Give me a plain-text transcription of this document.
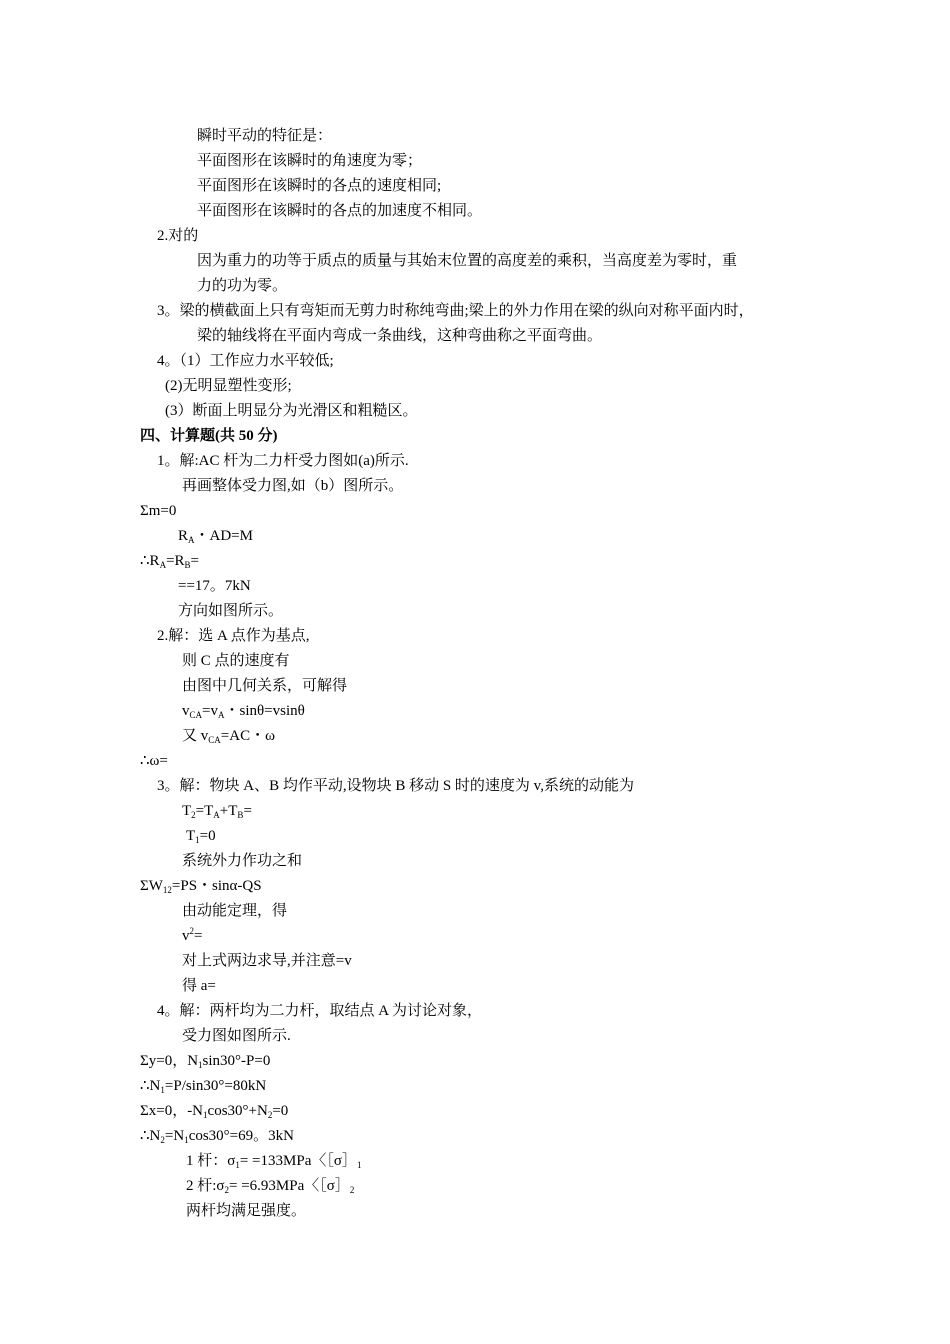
瞬时平动的特征是：
平面图形在该瞬时的角速度为零；
平面图形在该瞬时的各点的速度相同;
平面图形在该瞬时的各点的加速度不相同。
2.对的
因为重力的功等于质点的质量与其始末位置的高度差的乘积，当高度差为零时，重
力的功为零。
3。梁的横截面上只有弯矩而无剪力时称纯弯曲;梁上的外力作用在梁的纵向对称平面内时，
梁的轴线将在平面内弯成一条曲线，这种弯曲称之平面弯曲。
4。（1）工作应力水平较低;
(2)无明显塑性变形;
(3）断面上明显分为光滑区和粗糙区。
四、计算题(共 50 分)
1。解:AC 杆为二力杆受力图如(a)所示.
再画整体受力图,如（b）图所示。
Σm=0
$R_A$・AD=M
$\therefore R_A=R_B=$
==17。7kN
方向如图所示。
2.解：选 A 点作为基点,
则 C 点的速度有
由图中几何关系，可解得
$v_{CA}=v_A$・sinθ=vsinθ
又 $v_{CA}=AC$・ω
∴ω=
3。解：物块 A、B 均作平动,设物块 B 移动 S 时的速度为 v,系统的动能为
$T_2=T_A+T_B=$
$T_1=0$
系统外力作功之和
$\Sigma W_{12}=PS$・sinα-QS
由动能定理，得
$v^2=$
对上式两边求导,并注意=v
得 a=
4。解：两杆均为二力杆，取结点 A 为讨论对象，
受力图如图所示.
Σy=0，$N_1\sin 30^\circ-P=0$
$\therefore N_1=P/\sin 30^\circ=80kN$
Σx=0，$-N_1\cos 30^\circ+N_2=0$
$\therefore N_2=N_1\cos 30^\circ=69$。3kN
1 杆：$\sigma_1= =133MPa$〈$[\sigma]_1$
2 杆$:\sigma_2= =6.93MPa$〈$[\sigma]_2$
两杆均满足强度。
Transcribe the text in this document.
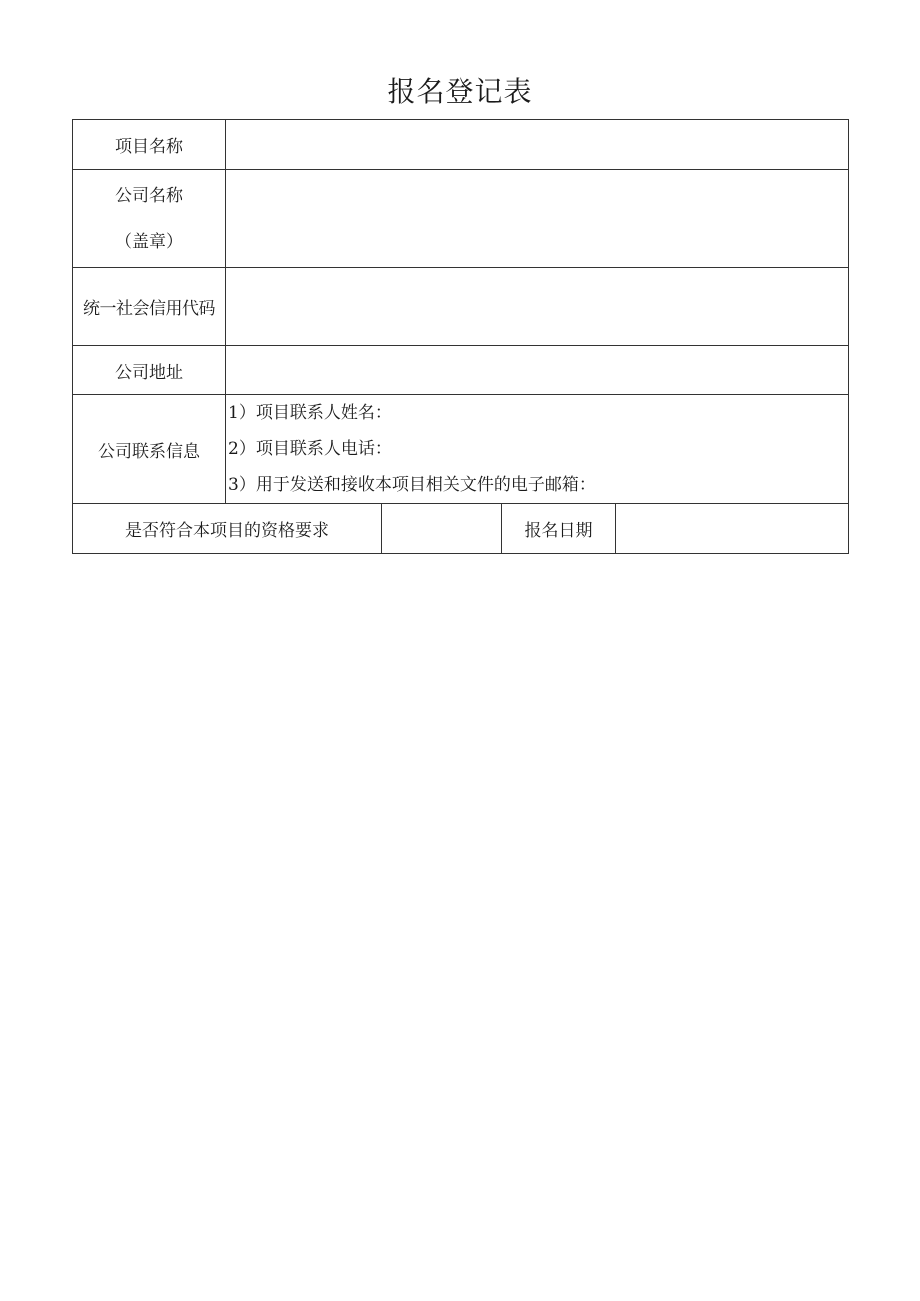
报名登记表
项目名称	

公司名称
（盖章）	

统一社会信用代码	
公司地址	
公司联系信息	1）项目联系人姓名：
2）项目联系人电话：
3）用于发送和接收本项目相关文件的电子邮箱：

是否符合本项目的资格要求 报名日期	
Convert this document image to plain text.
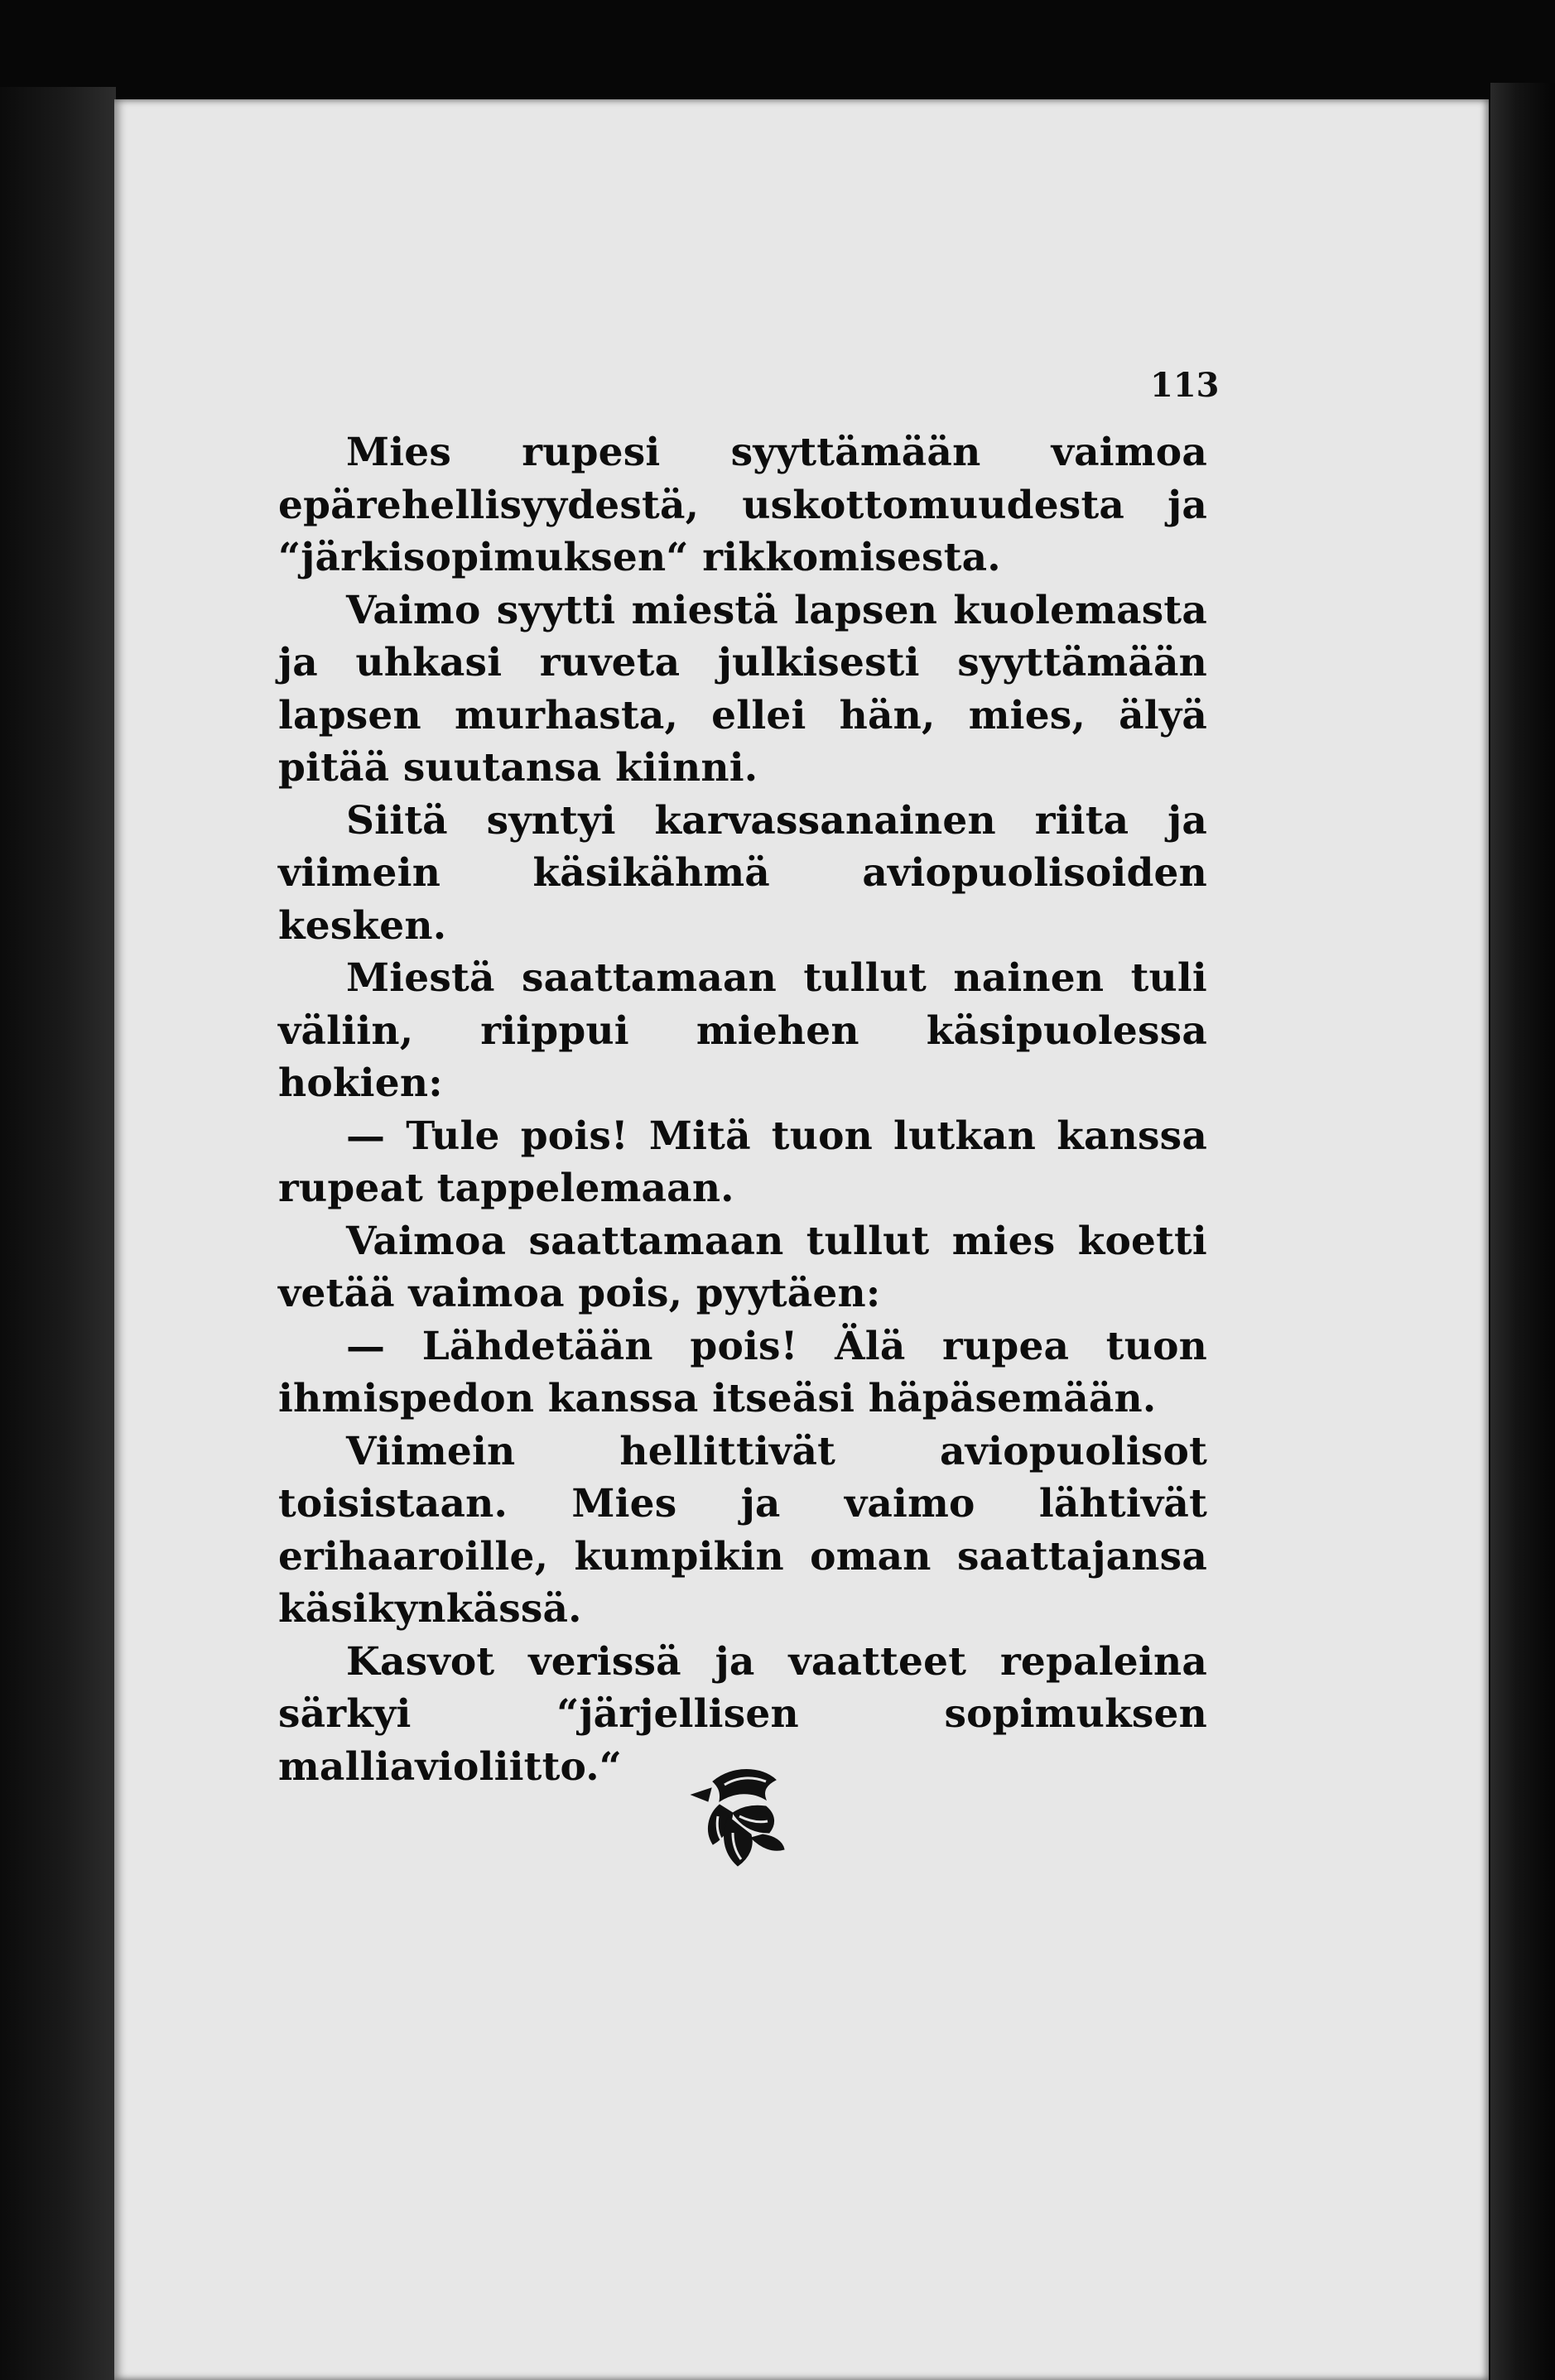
113

Mies rupesi syyttämään vaimoa epärehellisyydestä, uskottomuudesta ja “järkisopimuksen“ rikkomisesta.

Vaimo syytti miestä lapsen kuolemasta ja uhkasi ruveta julkisesti syyttämään lapsen murhasta, ellei hän, mies, älyä pitää suutansa kiinni.

Siitä syntyi karvassanainen riita ja viimein käsikähmä aviopuolisoiden kesken.

Miestä saattamaan tullut nainen tuli väliin, riippui miehen käsipuolessa hokien:

— Tule pois! Mitä tuon lutkan kanssa rupeat tappelemaan.

Vaimoa saattamaan tullut mies koetti vetää vaimoa pois, pyytäen:

— Lähdetään pois! Älä rupea tuon ihmispedon kanssa itseäsi häpäsemään.

Viimein hellittivät aviopuolisot toisistaan. Mies ja vaimo lähtivät erihaaroille, kumpikin oman saattajansa käsikynkässä.

Kasvot verissä ja vaatteet repaleina särkyi “järjellisen sopimuksen malliavioliitto.“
########################################
Short problem —
From the data, collect all lines where the string "circ" appears.

Full output —
Σy=0，$N_1\sin 30^\circ-P=0$
$\therefore N_1=P/\sin 30^\circ=80kN$
Σx=0，$-N_1\cos 30^\circ+N_2=0$
$\therefore N_2=N_1\cos 30^\circ=69$。3kN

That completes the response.